* _TASK_:
The entries below should be transcribed in their entirety, exactly as written.

+--

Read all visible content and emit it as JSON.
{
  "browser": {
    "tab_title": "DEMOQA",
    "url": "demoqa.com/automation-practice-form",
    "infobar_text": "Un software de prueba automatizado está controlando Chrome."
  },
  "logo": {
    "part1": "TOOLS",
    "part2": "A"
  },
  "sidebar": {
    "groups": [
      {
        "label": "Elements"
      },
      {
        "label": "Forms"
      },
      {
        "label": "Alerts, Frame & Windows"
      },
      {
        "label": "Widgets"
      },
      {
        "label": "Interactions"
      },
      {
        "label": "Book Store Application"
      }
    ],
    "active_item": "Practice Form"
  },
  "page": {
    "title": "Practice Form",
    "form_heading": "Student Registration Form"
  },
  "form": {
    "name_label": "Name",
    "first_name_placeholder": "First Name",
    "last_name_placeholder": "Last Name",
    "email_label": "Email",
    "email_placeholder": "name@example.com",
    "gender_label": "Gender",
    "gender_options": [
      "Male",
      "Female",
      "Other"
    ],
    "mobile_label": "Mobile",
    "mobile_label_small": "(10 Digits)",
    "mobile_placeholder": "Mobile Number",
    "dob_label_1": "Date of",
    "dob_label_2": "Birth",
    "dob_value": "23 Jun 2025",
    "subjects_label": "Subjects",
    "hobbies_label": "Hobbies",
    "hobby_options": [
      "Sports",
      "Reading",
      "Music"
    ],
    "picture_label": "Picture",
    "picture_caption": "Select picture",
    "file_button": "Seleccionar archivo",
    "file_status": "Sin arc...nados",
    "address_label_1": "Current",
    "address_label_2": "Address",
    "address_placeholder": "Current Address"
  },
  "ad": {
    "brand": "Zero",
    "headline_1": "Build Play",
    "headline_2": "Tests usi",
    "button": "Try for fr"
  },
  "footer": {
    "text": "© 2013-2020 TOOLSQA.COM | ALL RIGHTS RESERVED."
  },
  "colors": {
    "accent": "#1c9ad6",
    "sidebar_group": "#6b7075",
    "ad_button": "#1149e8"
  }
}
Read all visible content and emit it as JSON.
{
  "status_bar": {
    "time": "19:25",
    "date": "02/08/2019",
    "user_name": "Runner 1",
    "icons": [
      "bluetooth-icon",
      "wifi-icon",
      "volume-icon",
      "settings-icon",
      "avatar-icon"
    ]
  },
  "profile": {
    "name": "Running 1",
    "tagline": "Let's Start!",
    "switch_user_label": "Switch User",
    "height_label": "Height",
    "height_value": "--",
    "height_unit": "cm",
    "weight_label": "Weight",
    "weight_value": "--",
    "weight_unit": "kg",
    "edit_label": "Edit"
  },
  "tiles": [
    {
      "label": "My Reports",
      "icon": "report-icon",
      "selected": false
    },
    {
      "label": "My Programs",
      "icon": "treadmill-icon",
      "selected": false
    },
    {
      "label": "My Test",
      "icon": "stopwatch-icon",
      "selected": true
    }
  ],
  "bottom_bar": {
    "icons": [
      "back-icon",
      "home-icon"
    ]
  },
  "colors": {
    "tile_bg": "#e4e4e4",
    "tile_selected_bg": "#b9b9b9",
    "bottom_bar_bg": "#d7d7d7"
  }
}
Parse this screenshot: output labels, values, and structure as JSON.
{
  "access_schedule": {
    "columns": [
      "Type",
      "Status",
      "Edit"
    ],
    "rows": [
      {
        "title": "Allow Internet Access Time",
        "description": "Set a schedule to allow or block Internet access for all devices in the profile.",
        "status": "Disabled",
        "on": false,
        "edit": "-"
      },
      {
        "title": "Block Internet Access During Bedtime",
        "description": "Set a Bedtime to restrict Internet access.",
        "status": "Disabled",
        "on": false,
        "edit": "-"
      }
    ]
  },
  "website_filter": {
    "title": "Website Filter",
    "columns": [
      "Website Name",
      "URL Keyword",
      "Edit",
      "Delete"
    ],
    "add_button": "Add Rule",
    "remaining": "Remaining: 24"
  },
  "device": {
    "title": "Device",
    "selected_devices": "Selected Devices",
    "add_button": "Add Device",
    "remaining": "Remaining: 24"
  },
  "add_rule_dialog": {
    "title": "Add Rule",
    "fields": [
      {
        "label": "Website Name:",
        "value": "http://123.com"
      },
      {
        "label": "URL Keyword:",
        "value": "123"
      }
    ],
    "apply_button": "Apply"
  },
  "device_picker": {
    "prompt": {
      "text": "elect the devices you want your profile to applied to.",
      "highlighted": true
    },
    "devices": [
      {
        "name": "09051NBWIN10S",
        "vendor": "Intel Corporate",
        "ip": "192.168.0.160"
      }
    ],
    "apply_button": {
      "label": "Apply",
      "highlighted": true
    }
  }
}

+--

* _SOLUTION TO THIS EXERCISE_:
Read all visible content and emit it as JSON.
{
  "browser": {
    "tab_title": "DEMOQA",
    "url": "demoqa.com/automation-practice-form",
    "infobar_text": "Un software de prueba automatizado está controlando Chrome."
  },
  "logo": {
    "part1": "TOOLS",
    "part2": "A"
  },
  "sidebar": {
    "groups": [
      {
        "label": "Elements"
      },
      {
        "label": "Forms"
      },
      {
        "label": "Alerts, Frame & Windows"
      },
      {
        "label": "Widgets"
      },
      {
        "label": "Interactions"
      },
      {
        "label": "Book Store Application"
      }
    ],
    "active_item": "Practice Form"
  },
  "page": {
    "title": "Practice Form",
    "form_heading": "Student Registration Form"
  },
  "form": {
    "name_label": "Name",
    "first_name_placeholder": "First Name",
    "last_name_placeholder": "Last Name",
    "email_label": "Email",
    "email_placeholder": "name@example.com",
    "gender_label": "Gender",
    "gender_options": [
      "Male",
      "Female",
      "Other"
    ],
    "mobile_label": "Mobile",
    "mobile_label_small": "(10 Digits)",
    "mobile_placeholder": "Mobile Number",
    "dob_label_1": "Date of",
    "dob_label_2": "Birth",
    "dob_value": "23 Jun 2025",
    "subjects_label": "Subjects",
    "hobbies_label": "Hobbies",
    "hobby_options": [
      "Sports",
      "Reading",
      "Music"
    ],
    "picture_label": "Picture",
    "picture_caption": "Select picture",
    "file_button": "Seleccionar archivo",
    "file_status": "Sin arc...nados",
    "address_label_1": "Current",
    "address_label_2": "Address",
    "address_placeholder": "Current Address"
  },
  "ad": {
    "brand": "Zero",
    "headline_1": "Build Play",
    "headline_2": "Tests usi",
    "button": "Try for fr"
  },
  "footer": {
    "text": "© 2013-2020 TOOLSQA.COM | ALL RIGHTS RESERVED."
  },
  "colors": {
    "accent": "#1c9ad6",
    "sidebar_group": "#6b7075",
    "ad_button": "#1149e8"
  }
}
Read all visible content and emit it as JSON.
{
  "status_bar": {
    "time": "19:25",
    "date": "02/08/2019",
    "user_name": "Runner 1",
    "icons": [
      "bluetooth-icon",
      "wifi-icon",
      "volume-icon",
      "settings-icon",
      "avatar-icon"
    ]
  },
  "profile": {
    "name": "Running 1",
    "tagline": "Let's Start!",
    "switch_user_label": "Switch User",
    "height_label": "Height",
    "height_value": "--",
    "height_unit": "cm",
    "weight_label": "Weight",
    "weight_value": "--",
    "weight_unit": "kg",
    "edit_label": "Edit"
  },
  "tiles": [
    {
      "label": "My Reports",
      "icon": "report-icon",
      "selected": false
    },
    {
      "label": "My Programs",
      "icon": "treadmill-icon",
      "selected": false
    },
    {
      "label": "My Test",
      "icon": "stopwatch-icon",
      "selected": true
    }
  ],
  "bottom_bar": {
    "icons": [
      "back-icon",
      "home-icon"
    ]
  },
  "colors": {
    "tile_bg": "#e4e4e4",
    "tile_selected_bg": "#b9b9b9",
    "bottom_bar_bg": "#d7d7d7"
  }
}
Parse this screenshot: output labels, values, and structure as JSON.
{
  "access_schedule": {
    "columns": [
      "Type",
      "Status",
      "Edit"
    ],
    "rows": [
      {
        "title": "Allow Internet Access Time",
        "description": "Set a schedule to allow or block Internet access for all devices in the profile.",
        "status": "Disabled",
        "on": false,
        "edit": "-"
      },
      {
        "title": "Block Internet Access During Bedtime",
        "description": "Set a Bedtime to restrict Internet access.",
        "status": "Disabled",
        "on": false,
        "edit": "-"
      }
    ]
  },
  "website_filter": {
    "title": "Website Filter",
    "columns": [
      "Website Name",
      "URL Keyword",
      "Edit",
      "Delete"
    ],
    "add_button": "Add Rule",
    "remaining": "Remaining: 24"
  },
  "device": {
    "title": "Device",
    "selected_devices": "Selected Devices",
    "add_button": "Add Device",
    "remaining": "Remaining: 24"
  },
  "add_rule_dialog": {
    "title": "Add Rule",
    "fields": [
      {
        "label": "Website Name:",
        "value": "http://123.com"
      },
      {
        "label": "URL Keyword:",
        "value": "123"
      }
    ],
    "apply_button": "Apply"
  },
  "device_picker": {
    "prompt": {
      "text": "elect the devices you want your profile to applied to.",
      "highlighted": true
    },
    "devices": [
      {
        "name": "09051NBWIN10S",
        "vendor": "Intel Corporate",
        "ip": "192.168.0.160"
      }
    ],
    "apply_button": {
      "label": "Apply",
      "highlighted": true
    }
  }
}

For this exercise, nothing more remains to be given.